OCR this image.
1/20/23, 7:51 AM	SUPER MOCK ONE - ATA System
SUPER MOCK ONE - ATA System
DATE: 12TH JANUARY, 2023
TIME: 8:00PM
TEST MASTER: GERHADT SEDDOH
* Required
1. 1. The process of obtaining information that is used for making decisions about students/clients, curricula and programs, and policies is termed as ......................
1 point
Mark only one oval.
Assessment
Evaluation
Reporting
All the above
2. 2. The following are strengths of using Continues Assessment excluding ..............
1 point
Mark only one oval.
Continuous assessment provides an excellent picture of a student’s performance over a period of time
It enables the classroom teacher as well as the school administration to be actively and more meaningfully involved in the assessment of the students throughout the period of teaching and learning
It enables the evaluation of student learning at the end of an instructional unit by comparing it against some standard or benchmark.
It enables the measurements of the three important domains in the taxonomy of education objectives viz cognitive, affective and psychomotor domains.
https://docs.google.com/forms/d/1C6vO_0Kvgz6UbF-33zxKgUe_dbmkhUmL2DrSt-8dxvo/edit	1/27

[Exercise]:
Write out the records above again, keeping each one identical to the original.

[Result of the task]:
OCR this image.
1/20/23, 7:51 AM	SUPER MOCK ONE - ATA System
SUPER MOCK ONE - ATA System
DATE: 12TH JANUARY, 2023
TIME: 8:00PM
TEST MASTER: GERHADT SEDDOH
* Required
1. 1. The process of obtaining information that is used for making decisions about students/clients, curricula and programs, and policies is termed as ......................
1 point
Mark only one oval.
Assessment
Evaluation
Reporting
All the above
2. 2. The following are strengths of using Continues Assessment excluding ..............
1 point
Mark only one oval.
Continuous assessment provides an excellent picture of a student’s performance over a period of time
It enables the classroom teacher as well as the school administration to be actively and more meaningfully involved in the assessment of the students throughout the period of teaching and learning
It enables the evaluation of student learning at the end of an instructional unit by comparing it against some standard or benchmark.
It enables the measurements of the three important domains in the taxonomy of education objectives viz cognitive, affective and psychomotor domains.
https://docs.google.com/forms/d/1C6vO_0Kvgz6UbF-33zxKgUe_dbmkhUmL2DrSt-8dxvo/edit	1/27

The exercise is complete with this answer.